▶ Instruções:
- 1) Cite o trecho do texto sobre preservação de órgão no câncer retal que vai de "Preservação de órgão no" até "idade do paciente.", incluindo essas palavras.
- 2) Segundo o texto sobre preservação de órgão no câncer retal, com que frequência os pacientes com cCR confirmada devem ser reavaliados durante o segundo ano?

▶ Texto fornecido:
++++++++
Preservação de órgão no câncer retal
Nos últimos anos, houve um aumento no uso de estratégias de preservação de órgãos para o tratamento do câncer retal. Os principais motivos para evitar uma proctectomia são sua morbidade pós-operatória, incluindo disfunção de continência urinária, sexual e fecal a longo prazo, além da necessidade de estomas temporários ou permanentes associados ao procedimento. A mortalidade pós-operatória também pode ser substancial, dependendo das comorbidades médicas e da idade do paciente.
A premissa básica para preservação de órgãos com manejo watch and wait é a obtenção de resposta clínica completa (cCR). A definição da cCR inclui avaliação clínica (fornecida pelo exame de toque retal [DRE]), endoscópica e radiológica. Os autores ressaltam que apenas os pacientes que preenchem os critérios com base nessas três modalidades de avaliação são considerados para a estratégia de “watch and wait”. “A ausência de características consistentes com a cCR em qualquer uma das modalidades de avaliação deve levantar a suspeita de doença residual e, nesse caso, o tratamento cirúrgico é geralmente recomendado”.
Nos casos de câncer de reto em que uma estratégia não operatória é considerada viável, os autores destacam que é necessário um acompanhamento intensivo que permita reconhecer precocemente qualquer recorrência local ou sistêmica, aumentando a chance de um tratamento de resgate bem-sucedido. “Após a avaliação inicial da resposta confirmando uma cCR, os pacientes devem ser reavaliados pelo menos a cada 2 meses durante o primeiro ano, a cada 3 meses durante o segundo ano e a cada 6 meses a partir de então. Exame de toque retal, retoscopia e determinação do nível de antígeno carcinoembrionário são recomendados para todas as visitas. A ressonância magnética (RM) é ferramenta imprescindível para confirmação de uma resposta clínica completa depois do tratamento neoadjuvante. “Uma vez obtida a cCR, a RM deve ser empregada rotineiramente para o seguimento da parede retal, mesorreto e linfonodos pélvicos pelo menos a cada 6 meses nos primeiros 2 anos e anualmente a partir de então. Esta tem sido nossa prática”, afirmam.
++++++++
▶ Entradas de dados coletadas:
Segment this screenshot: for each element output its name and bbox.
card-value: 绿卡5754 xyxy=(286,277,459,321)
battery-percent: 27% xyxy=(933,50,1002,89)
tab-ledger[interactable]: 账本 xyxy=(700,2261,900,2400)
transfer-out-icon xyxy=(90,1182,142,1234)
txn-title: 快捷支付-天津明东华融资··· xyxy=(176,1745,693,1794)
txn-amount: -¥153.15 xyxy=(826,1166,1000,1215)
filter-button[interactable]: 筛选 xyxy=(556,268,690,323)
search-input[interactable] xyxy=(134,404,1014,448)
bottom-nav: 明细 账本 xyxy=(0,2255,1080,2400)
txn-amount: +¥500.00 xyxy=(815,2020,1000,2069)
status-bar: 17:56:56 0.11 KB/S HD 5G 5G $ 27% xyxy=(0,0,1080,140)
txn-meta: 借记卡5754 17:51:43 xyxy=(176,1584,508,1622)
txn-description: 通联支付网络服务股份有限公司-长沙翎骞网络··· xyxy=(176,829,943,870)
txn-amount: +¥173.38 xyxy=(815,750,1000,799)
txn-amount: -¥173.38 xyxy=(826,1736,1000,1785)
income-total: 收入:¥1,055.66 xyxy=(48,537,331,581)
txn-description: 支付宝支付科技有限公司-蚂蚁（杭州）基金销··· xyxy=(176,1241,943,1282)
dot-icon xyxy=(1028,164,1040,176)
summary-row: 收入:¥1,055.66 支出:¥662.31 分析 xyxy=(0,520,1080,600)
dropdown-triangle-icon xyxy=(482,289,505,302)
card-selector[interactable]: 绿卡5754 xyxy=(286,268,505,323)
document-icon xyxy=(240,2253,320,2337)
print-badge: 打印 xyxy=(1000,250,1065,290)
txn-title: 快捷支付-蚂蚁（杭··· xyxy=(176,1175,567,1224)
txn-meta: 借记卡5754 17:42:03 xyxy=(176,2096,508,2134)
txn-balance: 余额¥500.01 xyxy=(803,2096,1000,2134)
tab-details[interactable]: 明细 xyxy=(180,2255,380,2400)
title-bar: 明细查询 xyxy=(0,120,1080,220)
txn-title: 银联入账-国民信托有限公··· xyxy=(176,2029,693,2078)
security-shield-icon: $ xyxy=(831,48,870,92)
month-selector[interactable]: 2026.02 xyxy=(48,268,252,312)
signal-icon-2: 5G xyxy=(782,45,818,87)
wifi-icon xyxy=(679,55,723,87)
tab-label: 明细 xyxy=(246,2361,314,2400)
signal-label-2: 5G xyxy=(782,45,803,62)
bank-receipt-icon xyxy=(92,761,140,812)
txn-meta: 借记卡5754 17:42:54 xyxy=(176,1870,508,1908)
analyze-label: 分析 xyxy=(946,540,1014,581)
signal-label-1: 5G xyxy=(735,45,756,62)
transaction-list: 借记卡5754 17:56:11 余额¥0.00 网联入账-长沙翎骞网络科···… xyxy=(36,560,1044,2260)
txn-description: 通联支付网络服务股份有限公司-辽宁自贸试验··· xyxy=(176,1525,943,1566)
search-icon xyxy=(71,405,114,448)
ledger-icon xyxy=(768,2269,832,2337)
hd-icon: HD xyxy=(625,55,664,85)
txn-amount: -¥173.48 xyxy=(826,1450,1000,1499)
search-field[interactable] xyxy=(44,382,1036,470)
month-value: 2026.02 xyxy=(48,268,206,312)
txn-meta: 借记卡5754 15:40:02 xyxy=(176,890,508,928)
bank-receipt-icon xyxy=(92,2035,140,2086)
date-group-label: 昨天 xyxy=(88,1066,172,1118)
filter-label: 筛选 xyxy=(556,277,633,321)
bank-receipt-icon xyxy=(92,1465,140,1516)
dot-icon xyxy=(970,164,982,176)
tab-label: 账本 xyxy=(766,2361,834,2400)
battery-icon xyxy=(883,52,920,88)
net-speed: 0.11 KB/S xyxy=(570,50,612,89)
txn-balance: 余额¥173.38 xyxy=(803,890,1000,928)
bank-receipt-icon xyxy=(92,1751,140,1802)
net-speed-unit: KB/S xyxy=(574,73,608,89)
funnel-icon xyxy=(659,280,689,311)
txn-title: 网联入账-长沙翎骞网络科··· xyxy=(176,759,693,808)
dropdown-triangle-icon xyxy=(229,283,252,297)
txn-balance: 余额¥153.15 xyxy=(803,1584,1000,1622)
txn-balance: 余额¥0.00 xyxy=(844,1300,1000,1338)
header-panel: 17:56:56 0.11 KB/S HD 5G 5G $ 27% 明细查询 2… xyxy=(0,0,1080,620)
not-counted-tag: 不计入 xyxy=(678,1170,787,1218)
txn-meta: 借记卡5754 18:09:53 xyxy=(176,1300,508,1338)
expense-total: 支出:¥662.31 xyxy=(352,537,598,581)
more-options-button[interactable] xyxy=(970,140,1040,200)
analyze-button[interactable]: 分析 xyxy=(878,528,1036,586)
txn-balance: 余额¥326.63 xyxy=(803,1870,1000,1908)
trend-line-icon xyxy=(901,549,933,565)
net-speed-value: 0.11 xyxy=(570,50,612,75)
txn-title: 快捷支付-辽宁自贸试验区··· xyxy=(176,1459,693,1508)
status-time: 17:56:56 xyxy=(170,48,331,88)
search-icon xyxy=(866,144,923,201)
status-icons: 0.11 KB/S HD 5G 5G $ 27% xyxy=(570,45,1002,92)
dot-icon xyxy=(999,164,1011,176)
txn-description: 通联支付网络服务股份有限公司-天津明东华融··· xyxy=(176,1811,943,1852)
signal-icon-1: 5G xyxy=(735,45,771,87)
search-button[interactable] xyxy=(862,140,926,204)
++++++++
▶ Respostas:
- 1)
Preservação de órgão no câncer retal
Nos últimos anos, houve um aumento no uso de estratégias de preservação de órgãos para o tratamento do câncer retal. Os principais motivos para evitar uma proctectomia são sua morbidade pós-operatória, incluindo disfunção de continência urinária, sexual e fecal a longo prazo, além da necessidade de estomas temporários ou permanentes associados ao procedimento. A mortalidade pós-operatória também pode ser substancial, dependendo das comorbidades médicas e da idade do paciente.

- 2) A cada 3 meses.